▸ **MATERIAL**:
========================================
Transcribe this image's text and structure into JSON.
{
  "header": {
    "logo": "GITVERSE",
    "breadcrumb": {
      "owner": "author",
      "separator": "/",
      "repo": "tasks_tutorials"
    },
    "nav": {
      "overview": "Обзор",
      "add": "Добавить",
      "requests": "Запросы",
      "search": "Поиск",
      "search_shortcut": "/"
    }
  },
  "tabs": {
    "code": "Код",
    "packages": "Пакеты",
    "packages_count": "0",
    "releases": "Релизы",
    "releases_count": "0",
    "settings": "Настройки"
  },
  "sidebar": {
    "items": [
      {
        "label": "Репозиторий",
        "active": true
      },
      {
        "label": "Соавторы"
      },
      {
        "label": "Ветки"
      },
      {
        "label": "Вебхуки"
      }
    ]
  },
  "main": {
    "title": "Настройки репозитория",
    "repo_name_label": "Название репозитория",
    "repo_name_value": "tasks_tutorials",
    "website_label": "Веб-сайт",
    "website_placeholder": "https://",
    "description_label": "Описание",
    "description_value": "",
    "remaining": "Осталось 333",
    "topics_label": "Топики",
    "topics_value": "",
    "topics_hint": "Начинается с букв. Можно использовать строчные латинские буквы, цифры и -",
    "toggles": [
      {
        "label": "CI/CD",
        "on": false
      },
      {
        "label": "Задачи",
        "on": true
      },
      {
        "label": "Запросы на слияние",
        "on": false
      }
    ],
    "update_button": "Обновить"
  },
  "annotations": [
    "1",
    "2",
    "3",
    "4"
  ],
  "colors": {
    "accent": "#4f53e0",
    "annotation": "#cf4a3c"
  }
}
========================================
▸ **EXERCISE**: Restate the data above exactly, keeping each word as it stands.

▸ **SOLUTION TO THIS EXERCISE**:
Transcribe this image's text and structure into JSON.
{
  "header": {
    "logo": "GITVERSE",
    "breadcrumb": {
      "owner": "author",
      "separator": "/",
      "repo": "tasks_tutorials"
    },
    "nav": {
      "overview": "Обзор",
      "add": "Добавить",
      "requests": "Запросы",
      "search": "Поиск",
      "search_shortcut": "/"
    }
  },
  "tabs": {
    "code": "Код",
    "packages": "Пакеты",
    "packages_count": "0",
    "releases": "Релизы",
    "releases_count": "0",
    "settings": "Настройки"
  },
  "sidebar": {
    "items": [
      {
        "label": "Репозиторий",
        "active": true
      },
      {
        "label": "Соавторы"
      },
      {
        "label": "Ветки"
      },
      {
        "label": "Вебхуки"
      }
    ]
  },
  "main": {
    "title": "Настройки репозитория",
    "repo_name_label": "Название репозитория",
    "repo_name_value": "tasks_tutorials",
    "website_label": "Веб-сайт",
    "website_placeholder": "https://",
    "description_label": "Описание",
    "description_value": "",
    "remaining": "Осталось 333",
    "topics_label": "Топики",
    "topics_value": "",
    "topics_hint": "Начинается с букв. Можно использовать строчные латинские буквы, цифры и -",
    "toggles": [
      {
        "label": "CI/CD",
        "on": false
      },
      {
        "label": "Задачи",
        "on": true
      },
      {
        "label": "Запросы на слияние",
        "on": false
      }
    ],
    "update_button": "Обновить"
  },
  "annotations": [
    "1",
    "2",
    "3",
    "4"
  ],
  "colors": {
    "accent": "#4f53e0",
    "annotation": "#cf4a3c"
  }
}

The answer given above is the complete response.